DATASET>

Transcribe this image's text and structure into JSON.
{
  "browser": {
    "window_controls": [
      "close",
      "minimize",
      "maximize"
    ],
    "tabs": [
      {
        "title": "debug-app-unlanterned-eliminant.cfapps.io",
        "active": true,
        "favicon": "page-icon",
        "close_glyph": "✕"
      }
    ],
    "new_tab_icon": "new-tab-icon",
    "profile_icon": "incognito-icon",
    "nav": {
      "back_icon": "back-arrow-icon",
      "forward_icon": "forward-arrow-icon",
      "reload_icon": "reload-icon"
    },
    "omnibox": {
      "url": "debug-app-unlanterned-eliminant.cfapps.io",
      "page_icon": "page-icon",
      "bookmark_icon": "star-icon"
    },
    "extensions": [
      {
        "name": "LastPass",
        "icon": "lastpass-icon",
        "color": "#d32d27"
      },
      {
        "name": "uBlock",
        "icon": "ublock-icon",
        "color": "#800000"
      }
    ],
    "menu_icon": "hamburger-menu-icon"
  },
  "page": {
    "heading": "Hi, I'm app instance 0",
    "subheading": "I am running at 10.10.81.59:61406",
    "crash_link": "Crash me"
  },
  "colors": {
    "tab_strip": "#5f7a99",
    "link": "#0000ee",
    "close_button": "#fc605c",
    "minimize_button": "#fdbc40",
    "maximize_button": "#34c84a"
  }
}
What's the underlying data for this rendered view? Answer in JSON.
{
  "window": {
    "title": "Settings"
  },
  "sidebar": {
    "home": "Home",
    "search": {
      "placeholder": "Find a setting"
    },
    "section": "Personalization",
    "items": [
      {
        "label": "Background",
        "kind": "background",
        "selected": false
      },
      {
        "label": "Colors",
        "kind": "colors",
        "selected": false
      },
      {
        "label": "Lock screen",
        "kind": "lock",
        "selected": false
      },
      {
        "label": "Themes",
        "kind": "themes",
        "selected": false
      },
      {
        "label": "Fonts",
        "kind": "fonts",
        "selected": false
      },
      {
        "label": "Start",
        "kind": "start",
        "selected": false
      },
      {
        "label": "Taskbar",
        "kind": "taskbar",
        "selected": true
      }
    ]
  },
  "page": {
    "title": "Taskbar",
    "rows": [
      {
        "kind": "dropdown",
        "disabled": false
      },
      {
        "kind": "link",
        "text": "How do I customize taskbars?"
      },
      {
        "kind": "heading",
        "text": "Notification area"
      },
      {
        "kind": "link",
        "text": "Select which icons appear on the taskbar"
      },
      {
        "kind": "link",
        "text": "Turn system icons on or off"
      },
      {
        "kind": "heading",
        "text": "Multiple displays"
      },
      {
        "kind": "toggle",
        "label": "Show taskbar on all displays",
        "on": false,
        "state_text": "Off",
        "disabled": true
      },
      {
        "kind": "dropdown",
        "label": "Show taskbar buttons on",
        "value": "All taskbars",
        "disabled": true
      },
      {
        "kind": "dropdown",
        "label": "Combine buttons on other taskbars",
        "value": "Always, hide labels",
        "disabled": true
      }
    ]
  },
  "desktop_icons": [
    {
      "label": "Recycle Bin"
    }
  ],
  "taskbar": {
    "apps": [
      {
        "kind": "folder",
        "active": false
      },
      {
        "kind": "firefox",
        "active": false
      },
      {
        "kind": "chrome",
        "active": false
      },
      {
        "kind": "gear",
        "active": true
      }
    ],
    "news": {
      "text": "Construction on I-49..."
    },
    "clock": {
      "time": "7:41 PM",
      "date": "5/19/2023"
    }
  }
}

GIVEN REQUEST>
Print the records above exactly as they appear.

RESPONSE BELOW>
Transcribe this image's text and structure into JSON.
{
  "browser": {
    "window_controls": [
      "close",
      "minimize",
      "maximize"
    ],
    "tabs": [
      {
        "title": "debug-app-unlanterned-eliminant.cfapps.io",
        "active": true,
        "favicon": "page-icon",
        "close_glyph": "✕"
      }
    ],
    "new_tab_icon": "new-tab-icon",
    "profile_icon": "incognito-icon",
    "nav": {
      "back_icon": "back-arrow-icon",
      "forward_icon": "forward-arrow-icon",
      "reload_icon": "reload-icon"
    },
    "omnibox": {
      "url": "debug-app-unlanterned-eliminant.cfapps.io",
      "page_icon": "page-icon",
      "bookmark_icon": "star-icon"
    },
    "extensions": [
      {
        "name": "LastPass",
        "icon": "lastpass-icon",
        "color": "#d32d27"
      },
      {
        "name": "uBlock",
        "icon": "ublock-icon",
        "color": "#800000"
      }
    ],
    "menu_icon": "hamburger-menu-icon"
  },
  "page": {
    "heading": "Hi, I'm app instance 0",
    "subheading": "I am running at 10.10.81.59:61406",
    "crash_link": "Crash me"
  },
  "colors": {
    "tab_strip": "#5f7a99",
    "link": "#0000ee",
    "close_button": "#fc605c",
    "minimize_button": "#fdbc40",
    "maximize_button": "#34c84a"
  }
}
What's the underlying data for this rendered view? Answer in JSON.
{
  "window": {
    "title": "Settings"
  },
  "sidebar": {
    "home": "Home",
    "search": {
      "placeholder": "Find a setting"
    },
    "section": "Personalization",
    "items": [
      {
        "label": "Background",
        "kind": "background",
        "selected": false
      },
      {
        "label": "Colors",
        "kind": "colors",
        "selected": false
      },
      {
        "label": "Lock screen",
        "kind": "lock",
        "selected": false
      },
      {
        "label": "Themes",
        "kind": "themes",
        "selected": false
      },
      {
        "label": "Fonts",
        "kind": "fonts",
        "selected": false
      },
      {
        "label": "Start",
        "kind": "start",
        "selected": false
      },
      {
        "label": "Taskbar",
        "kind": "taskbar",
        "selected": true
      }
    ]
  },
  "page": {
    "title": "Taskbar",
    "rows": [
      {
        "kind": "dropdown",
        "disabled": false
      },
      {
        "kind": "link",
        "text": "How do I customize taskbars?"
      },
      {
        "kind": "heading",
        "text": "Notification area"
      },
      {
        "kind": "link",
        "text": "Select which icons appear on the taskbar"
      },
      {
        "kind": "link",
        "text": "Turn system icons on or off"
      },
      {
        "kind": "heading",
        "text": "Multiple displays"
      },
      {
        "kind": "toggle",
        "label": "Show taskbar on all displays",
        "on": false,
        "state_text": "Off",
        "disabled": true
      },
      {
        "kind": "dropdown",
        "label": "Show taskbar buttons on",
        "value": "All taskbars",
        "disabled": true
      },
      {
        "kind": "dropdown",
        "label": "Combine buttons on other taskbars",
        "value": "Always, hide labels",
        "disabled": true
      }
    ]
  },
  "desktop_icons": [
    {
      "label": "Recycle Bin"
    }
  ],
  "taskbar": {
    "apps": [
      {
        "kind": "folder",
        "active": false
      },
      {
        "kind": "firefox",
        "active": false
      },
      {
        "kind": "chrome",
        "active": false
      },
      {
        "kind": "gear",
        "active": true
      }
    ],
    "news": {
      "text": "Construction on I-49..."
    },
    "clock": {
      "time": "7:41 PM",
      "date": "5/19/2023"
    }
  }
}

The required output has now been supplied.